GOAL OF THE EXERCISE = Check each line of the entries below for the string "буде"; copy every line where it appears.

--- begin ---

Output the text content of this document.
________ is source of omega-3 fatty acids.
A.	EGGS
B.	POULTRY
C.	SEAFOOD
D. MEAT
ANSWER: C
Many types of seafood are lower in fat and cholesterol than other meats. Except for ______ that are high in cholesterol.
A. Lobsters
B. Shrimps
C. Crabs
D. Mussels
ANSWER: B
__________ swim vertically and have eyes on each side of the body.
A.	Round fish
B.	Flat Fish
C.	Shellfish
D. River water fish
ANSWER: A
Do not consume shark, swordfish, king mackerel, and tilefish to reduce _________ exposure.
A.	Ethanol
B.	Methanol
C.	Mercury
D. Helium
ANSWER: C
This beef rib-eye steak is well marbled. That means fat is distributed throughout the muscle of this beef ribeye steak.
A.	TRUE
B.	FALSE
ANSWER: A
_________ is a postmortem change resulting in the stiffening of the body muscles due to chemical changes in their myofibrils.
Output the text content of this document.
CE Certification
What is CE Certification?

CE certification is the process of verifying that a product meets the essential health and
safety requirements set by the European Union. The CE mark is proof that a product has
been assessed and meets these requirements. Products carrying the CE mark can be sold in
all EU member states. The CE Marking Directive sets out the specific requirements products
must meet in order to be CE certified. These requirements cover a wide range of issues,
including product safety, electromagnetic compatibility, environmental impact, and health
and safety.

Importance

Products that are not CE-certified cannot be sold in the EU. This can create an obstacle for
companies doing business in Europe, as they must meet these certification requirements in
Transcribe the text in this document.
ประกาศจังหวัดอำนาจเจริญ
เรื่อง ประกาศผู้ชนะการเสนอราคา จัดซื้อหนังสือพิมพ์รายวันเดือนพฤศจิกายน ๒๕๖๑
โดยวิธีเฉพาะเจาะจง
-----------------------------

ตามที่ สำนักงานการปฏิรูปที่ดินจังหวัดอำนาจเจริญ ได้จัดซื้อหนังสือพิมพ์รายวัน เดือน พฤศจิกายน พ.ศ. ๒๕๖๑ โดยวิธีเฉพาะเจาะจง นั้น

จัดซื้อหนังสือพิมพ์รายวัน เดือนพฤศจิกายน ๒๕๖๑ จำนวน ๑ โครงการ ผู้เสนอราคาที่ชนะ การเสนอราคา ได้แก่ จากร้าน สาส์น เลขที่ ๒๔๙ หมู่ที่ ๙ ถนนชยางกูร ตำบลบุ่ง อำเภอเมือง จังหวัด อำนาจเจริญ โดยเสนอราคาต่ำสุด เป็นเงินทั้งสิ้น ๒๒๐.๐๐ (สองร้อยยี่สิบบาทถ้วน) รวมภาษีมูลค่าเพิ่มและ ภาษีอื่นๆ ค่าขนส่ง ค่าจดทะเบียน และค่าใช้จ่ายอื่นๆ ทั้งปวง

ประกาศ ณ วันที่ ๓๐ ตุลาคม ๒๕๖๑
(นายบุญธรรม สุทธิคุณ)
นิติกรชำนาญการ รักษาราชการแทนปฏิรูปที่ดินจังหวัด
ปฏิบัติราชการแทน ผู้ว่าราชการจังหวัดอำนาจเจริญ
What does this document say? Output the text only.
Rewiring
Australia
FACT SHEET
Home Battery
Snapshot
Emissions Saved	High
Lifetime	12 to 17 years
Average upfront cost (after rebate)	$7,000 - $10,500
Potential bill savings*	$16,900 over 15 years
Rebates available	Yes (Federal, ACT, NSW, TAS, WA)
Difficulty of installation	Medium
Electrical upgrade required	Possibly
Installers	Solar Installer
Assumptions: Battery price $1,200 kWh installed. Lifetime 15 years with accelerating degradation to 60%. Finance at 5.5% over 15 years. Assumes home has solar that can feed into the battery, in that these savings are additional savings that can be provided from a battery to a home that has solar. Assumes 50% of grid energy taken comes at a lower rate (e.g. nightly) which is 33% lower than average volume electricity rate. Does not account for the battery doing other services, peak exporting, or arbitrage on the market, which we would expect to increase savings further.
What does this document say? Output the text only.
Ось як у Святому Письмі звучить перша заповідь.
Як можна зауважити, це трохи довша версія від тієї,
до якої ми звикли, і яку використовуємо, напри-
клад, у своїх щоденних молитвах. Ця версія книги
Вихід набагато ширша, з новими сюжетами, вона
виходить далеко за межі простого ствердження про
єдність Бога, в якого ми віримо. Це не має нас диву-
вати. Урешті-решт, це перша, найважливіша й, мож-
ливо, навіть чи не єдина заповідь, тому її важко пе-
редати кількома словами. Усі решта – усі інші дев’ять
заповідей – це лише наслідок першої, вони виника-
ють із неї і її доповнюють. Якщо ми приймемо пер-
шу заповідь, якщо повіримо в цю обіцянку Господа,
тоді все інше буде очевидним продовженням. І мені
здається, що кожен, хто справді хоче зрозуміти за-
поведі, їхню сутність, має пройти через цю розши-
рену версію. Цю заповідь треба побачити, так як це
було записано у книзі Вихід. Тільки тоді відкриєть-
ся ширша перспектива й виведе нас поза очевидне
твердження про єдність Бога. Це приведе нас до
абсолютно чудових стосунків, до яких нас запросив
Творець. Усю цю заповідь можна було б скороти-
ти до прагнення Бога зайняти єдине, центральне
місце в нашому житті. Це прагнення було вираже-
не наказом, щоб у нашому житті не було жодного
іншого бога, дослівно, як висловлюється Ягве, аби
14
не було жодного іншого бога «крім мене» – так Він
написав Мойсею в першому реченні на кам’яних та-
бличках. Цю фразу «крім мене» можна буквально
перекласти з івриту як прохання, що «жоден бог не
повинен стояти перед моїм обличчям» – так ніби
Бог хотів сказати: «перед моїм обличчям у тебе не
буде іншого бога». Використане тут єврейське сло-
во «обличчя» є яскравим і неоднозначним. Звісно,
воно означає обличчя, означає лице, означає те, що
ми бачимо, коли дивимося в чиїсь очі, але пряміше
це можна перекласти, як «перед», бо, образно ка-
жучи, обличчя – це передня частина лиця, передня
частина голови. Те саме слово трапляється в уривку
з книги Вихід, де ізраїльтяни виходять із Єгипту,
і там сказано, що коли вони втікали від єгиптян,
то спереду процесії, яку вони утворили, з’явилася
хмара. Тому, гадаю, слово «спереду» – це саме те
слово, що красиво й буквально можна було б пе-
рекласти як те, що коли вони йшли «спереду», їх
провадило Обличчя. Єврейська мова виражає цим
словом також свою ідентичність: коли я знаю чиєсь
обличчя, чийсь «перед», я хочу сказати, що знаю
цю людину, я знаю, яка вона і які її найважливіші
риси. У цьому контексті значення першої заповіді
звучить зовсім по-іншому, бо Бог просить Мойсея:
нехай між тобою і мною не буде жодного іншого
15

--- end ---

REPLY =
тоді все інше буде очевидним продовженням. І мені
буде іншого бога». Використане тут єврейське сло-
нехай між тобою і мною не буде жодного іншого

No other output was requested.